══ RECORDED INFORMATION
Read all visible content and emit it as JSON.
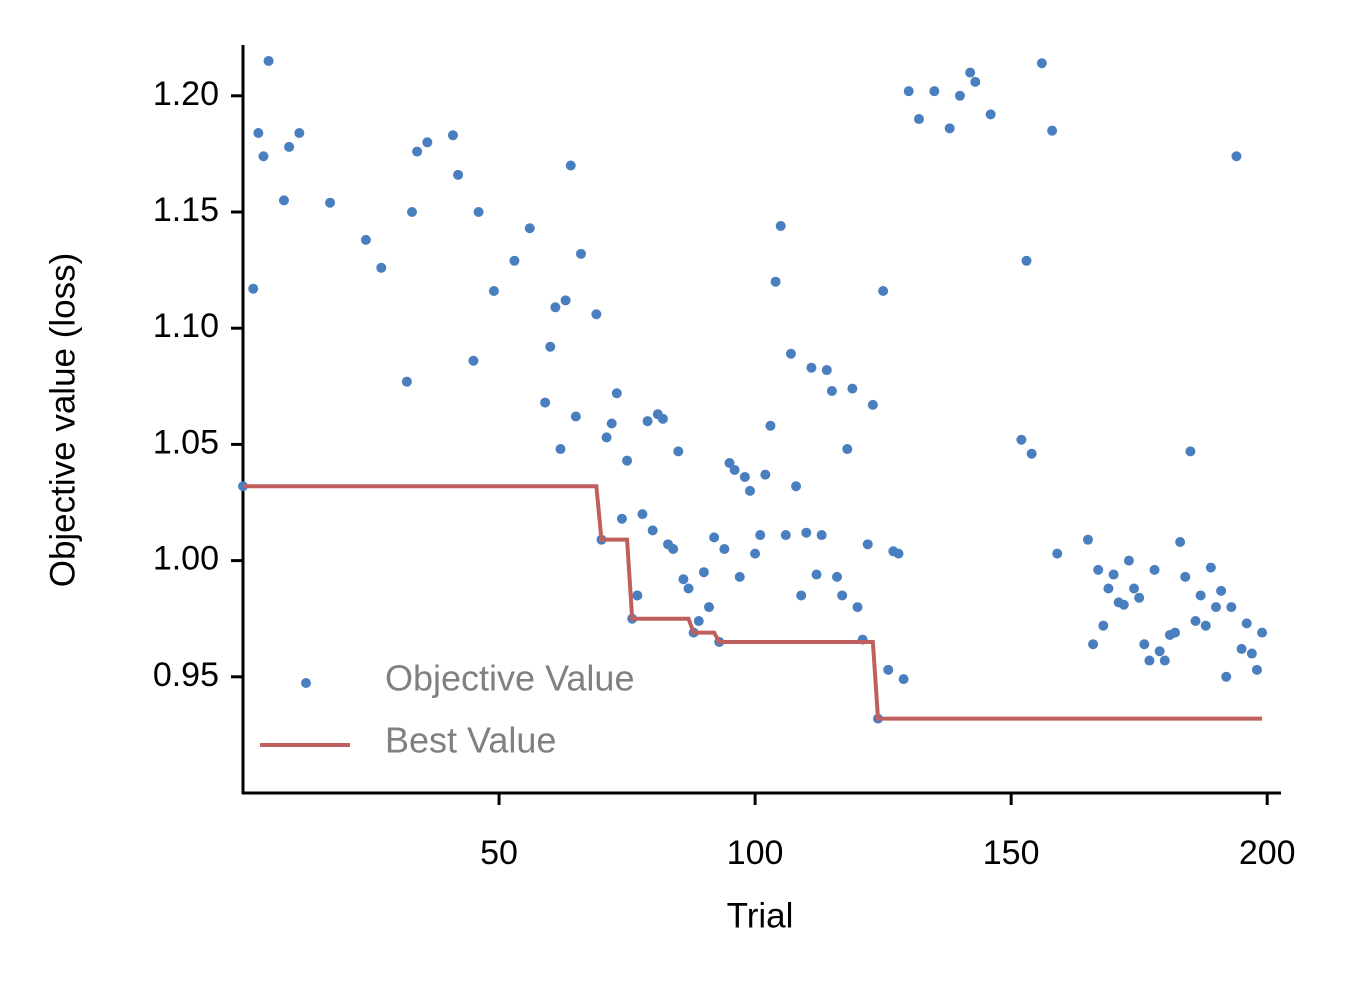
{
  "chart_data": {
    "type": "scatter",
    "x_label": "Trial",
    "y_label": "Objective value (loss)",
    "xlim": [
      0,
      202.5
    ],
    "ylim": [
      0.9,
      1.221
    ],
    "xticks": [
      50,
      100,
      150,
      200
    ],
    "yticks": [
      0.95,
      {
        "value": 1.0,
        "label": "1.00"
      },
      1.05,
      {
        "value": 1.1,
        "label": "1.10"
      },
      1.15,
      {
        "value": 1.2,
        "label": "1.20"
      }
    ],
    "grid": false,
    "legend": "lower left",
    "series": [
      {
        "name": "Objective Value",
        "type": "scatter",
        "color": "#4a7fbf",
        "x": [
          0,
          2,
          3,
          4,
          5,
          8,
          9,
          11,
          17,
          24,
          27,
          32,
          33,
          34,
          36,
          41,
          42,
          45,
          46,
          49,
          53,
          56,
          59,
          60,
          61,
          62,
          63,
          64,
          65,
          66,
          69,
          70,
          71,
          72,
          73,
          74,
          75,
          76,
          77,
          78,
          79,
          80,
          81,
          82,
          83,
          84,
          85,
          86,
          87,
          88,
          89,
          90,
          91,
          92,
          93,
          94,
          95,
          96,
          97,
          98,
          99,
          100,
          101,
          102,
          103,
          104,
          105,
          106,
          107,
          108,
          109,
          110,
          111,
          112,
          113,
          114,
          115,
          116,
          117,
          118,
          119,
          120,
          121,
          122,
          123,
          124,
          125,
          126,
          127,
          128,
          129,
          130,
          132,
          135,
          138,
          140,
          142,
          143,
          146,
          152,
          153,
          154,
          156,
          158,
          159,
          165,
          166,
          167,
          168,
          169,
          170,
          171,
          172,
          173,
          174,
          175,
          176,
          177,
          178,
          179,
          180,
          181,
          182,
          183,
          184,
          185,
          186,
          187,
          188,
          189,
          190,
          191,
          192,
          193,
          194,
          195,
          196,
          197,
          198,
          199
        ],
        "values": [
          1.032,
          1.117,
          1.184,
          1.174,
          1.215,
          1.155,
          1.178,
          1.184,
          1.154,
          1.138,
          1.126,
          1.077,
          1.15,
          1.176,
          1.18,
          1.183,
          1.166,
          1.086,
          1.15,
          1.116,
          1.129,
          1.143,
          1.068,
          1.092,
          1.109,
          1.048,
          1.112,
          1.17,
          1.062,
          1.132,
          1.106,
          1.009,
          1.053,
          1.059,
          1.072,
          1.018,
          1.043,
          0.975,
          0.985,
          1.02,
          1.06,
          1.013,
          1.063,
          1.061,
          1.007,
          1.005,
          1.047,
          0.992,
          0.988,
          0.969,
          0.974,
          0.995,
          0.98,
          1.01,
          0.965,
          1.005,
          1.042,
          1.039,
          0.993,
          1.036,
          1.03,
          1.003,
          1.011,
          1.037,
          1.058,
          1.12,
          1.144,
          1.011,
          1.089,
          1.032,
          0.985,
          1.012,
          1.083,
          0.994,
          1.011,
          1.082,
          1.073,
          0.993,
          0.985,
          1.048,
          1.074,
          0.98,
          0.966,
          1.007,
          1.067,
          0.932,
          1.116,
          0.953,
          1.004,
          1.003,
          0.949,
          1.202,
          1.19,
          1.202,
          1.186,
          1.2,
          1.21,
          1.206,
          1.192,
          1.052,
          1.129,
          1.046,
          1.214,
          1.185,
          1.003,
          1.009,
          0.964,
          0.996,
          0.972,
          0.988,
          0.994,
          0.982,
          0.981,
          1.0,
          0.988,
          0.984,
          0.964,
          0.957,
          0.996,
          0.961,
          0.957,
          0.968,
          0.969,
          1.008,
          0.993,
          1.047,
          0.974,
          0.985,
          0.972,
          0.997,
          0.98,
          0.987,
          0.95,
          0.98,
          1.174,
          0.962,
          0.973,
          0.96,
          0.953,
          0.969
        ]
      },
      {
        "name": "Best Value",
        "type": "line",
        "color": "#c0605e",
        "x": [
          0,
          69,
          70,
          75,
          76,
          87,
          88,
          92,
          93,
          123,
          124,
          199
        ],
        "values": [
          1.032,
          1.032,
          1.009,
          1.009,
          0.975,
          0.975,
          0.969,
          0.969,
          0.965,
          0.965,
          0.932,
          0.932
        ]
      }
    ]
  }
}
════
GIVEN INSTRUCTION:
Out of the material above, select every line that holds the string "Objective".

ANSWER TO THE TASK:
    "y_label": "Objective value (loss)",
        "name": "Objective Value",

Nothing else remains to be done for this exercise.